» EXERCISE GOAL
Print the entries verbatim, leaving out the images they contain.

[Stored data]
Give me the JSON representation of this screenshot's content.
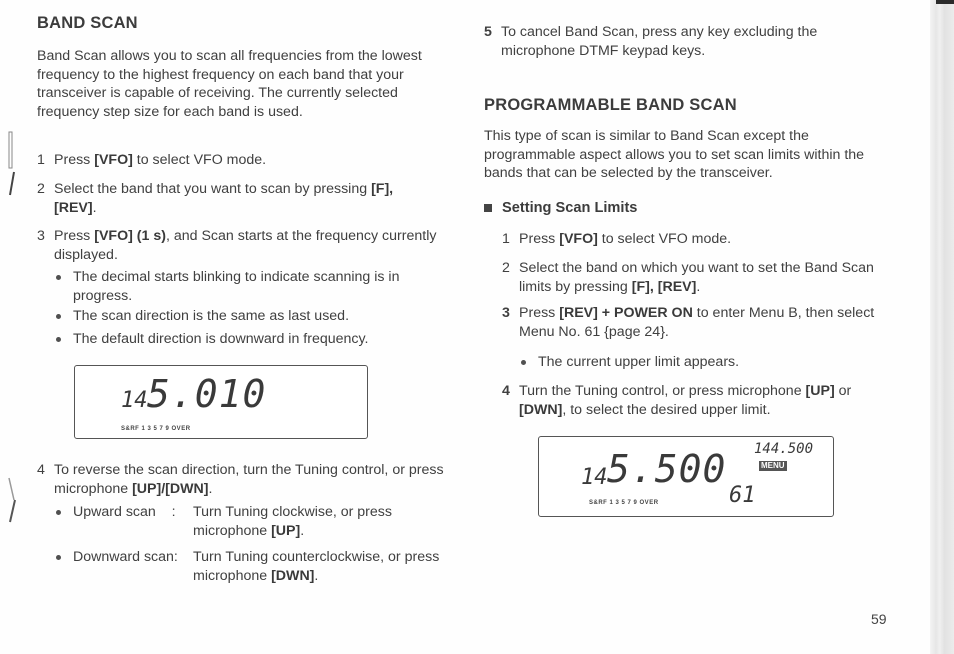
{
  "left": {
    "title": "BAND SCAN",
    "intro": "Band Scan allows you to scan all frequencies from the lowest frequency to the highest frequency on each band that your transceiver is capable of receiving.  The currently selected frequency step size for each band is used.",
    "step1": {
      "num": "1",
      "pre": "Press ",
      "bold": "[VFO]",
      "post": " to select VFO mode."
    },
    "step2": {
      "num": "2",
      "pre": "Select the band that you want to scan by pressing ",
      "bold": "[F], [REV]",
      "post": "."
    },
    "step3": {
      "num": "3",
      "pre": "Press ",
      "bold": "[VFO] (1 s)",
      "post": ", and Scan starts at the frequency currently displayed."
    },
    "bullets3": [
      "The decimal starts blinking to indicate scanning is in progress.",
      "The scan direction is the same as last used.",
      "The default direction is downward in frequency."
    ],
    "lcd": {
      "main": "145.010",
      "small_prefix": "14",
      "big": "5.010",
      "meter": "S&RF    1  3  5  7  9 OVER"
    },
    "step4": {
      "num": "4",
      "pre": "To reverse the scan direction, turn the Tuning control, or press microphone ",
      "bold": "[UP]/[DWN]",
      "post": "."
    },
    "bullets4": [
      {
        "label": "Upward scan    :",
        "pre": "Turn Tuning clockwise, or press microphone ",
        "bold": "[UP]",
        "post": "."
      },
      {
        "label": "Downward scan:",
        "pre": "Turn Tuning counterclockwise, or press microphone ",
        "bold": "[DWN]",
        "post": "."
      }
    ]
  },
  "right": {
    "step5": {
      "num": "5",
      "pre": "To cancel Band Scan, press any key excluding the microphone DTMF keypad keys."
    },
    "title": "PROGRAMMABLE BAND SCAN",
    "intro": "This type of scan is similar to Band Scan except the programmable aspect allows you to set scan limits within the bands that can be selected by the transceiver.",
    "subhead": "Setting Scan Limits",
    "steps": [
      {
        "num": "1",
        "pre": "Press ",
        "bold": "[VFO]",
        "post": " to select VFO mode."
      },
      {
        "num": "2",
        "pre": "Select the band on which you want to set the Band Scan limits by pressing ",
        "bold": "[F], [REV]",
        "post": "."
      },
      {
        "num": "3",
        "pre": "Press ",
        "bold": "[REV] +  POWER ON",
        "post": " to enter Menu B, then select Menu No. 61 {page 24}."
      },
      {
        "num": "4",
        "pre": "Turn the Tuning control, or press microphone ",
        "bold": "[UP]",
        "post": " or ",
        "bold2": "[DWN]",
        "post2": ", to select the desired upper limit."
      }
    ],
    "bullet3": "The current upper limit appears.",
    "lcd": {
      "small_prefix": "14",
      "big": "5.500",
      "sub_freq": "144.500",
      "menu_label": "MENU",
      "menu_no": "61",
      "meter": "S&RF    1  3  5  7  9 OVER"
    }
  },
  "page_number": "59"
}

» WRITTEN RESPONSE
Give me the JSON representation of this screenshot's content.
{
  "left": {
    "title": "BAND SCAN",
    "intro": "Band Scan allows you to scan all frequencies from the lowest frequency to the highest frequency on each band that your transceiver is capable of receiving.  The currently selected frequency step size for each band is used.",
    "step1": {
      "num": "1",
      "pre": "Press ",
      "bold": "[VFO]",
      "post": " to select VFO mode."
    },
    "step2": {
      "num": "2",
      "pre": "Select the band that you want to scan by pressing ",
      "bold": "[F], [REV]",
      "post": "."
    },
    "step3": {
      "num": "3",
      "pre": "Press ",
      "bold": "[VFO] (1 s)",
      "post": ", and Scan starts at the frequency currently displayed."
    },
    "bullets3": [
      "The decimal starts blinking to indicate scanning is in progress.",
      "The scan direction is the same as last used.",
      "The default direction is downward in frequency."
    ],
    "lcd": {
      "main": "145.010",
      "small_prefix": "14",
      "big": "5.010",
      "meter": "S&RF    1  3  5  7  9 OVER"
    },
    "step4": {
      "num": "4",
      "pre": "To reverse the scan direction, turn the Tuning control, or press microphone ",
      "bold": "[UP]/[DWN]",
      "post": "."
    },
    "bullets4": [
      {
        "label": "Upward scan    :",
        "pre": "Turn Tuning clockwise, or press microphone ",
        "bold": "[UP]",
        "post": "."
      },
      {
        "label": "Downward scan:",
        "pre": "Turn Tuning counterclockwise, or press microphone ",
        "bold": "[DWN]",
        "post": "."
      }
    ]
  },
  "right": {
    "step5": {
      "num": "5",
      "pre": "To cancel Band Scan, press any key excluding the microphone DTMF keypad keys."
    },
    "title": "PROGRAMMABLE BAND SCAN",
    "intro": "This type of scan is similar to Band Scan except the programmable aspect allows you to set scan limits within the bands that can be selected by the transceiver.",
    "subhead": "Setting Scan Limits",
    "steps": [
      {
        "num": "1",
        "pre": "Press ",
        "bold": "[VFO]",
        "post": " to select VFO mode."
      },
      {
        "num": "2",
        "pre": "Select the band on which you want to set the Band Scan limits by pressing ",
        "bold": "[F], [REV]",
        "post": "."
      },
      {
        "num": "3",
        "pre": "Press ",
        "bold": "[REV] +  POWER ON",
        "post": " to enter Menu B, then select Menu No. 61 {page 24}."
      },
      {
        "num": "4",
        "pre": "Turn the Tuning control, or press microphone ",
        "bold": "[UP]",
        "post": " or ",
        "bold2": "[DWN]",
        "post2": ", to select the desired upper limit."
      }
    ],
    "bullet3": "The current upper limit appears.",
    "lcd": {
      "small_prefix": "14",
      "big": "5.500",
      "sub_freq": "144.500",
      "menu_label": "MENU",
      "menu_no": "61",
      "meter": "S&RF    1  3  5  7  9 OVER"
    }
  },
  "page_number": "59"
}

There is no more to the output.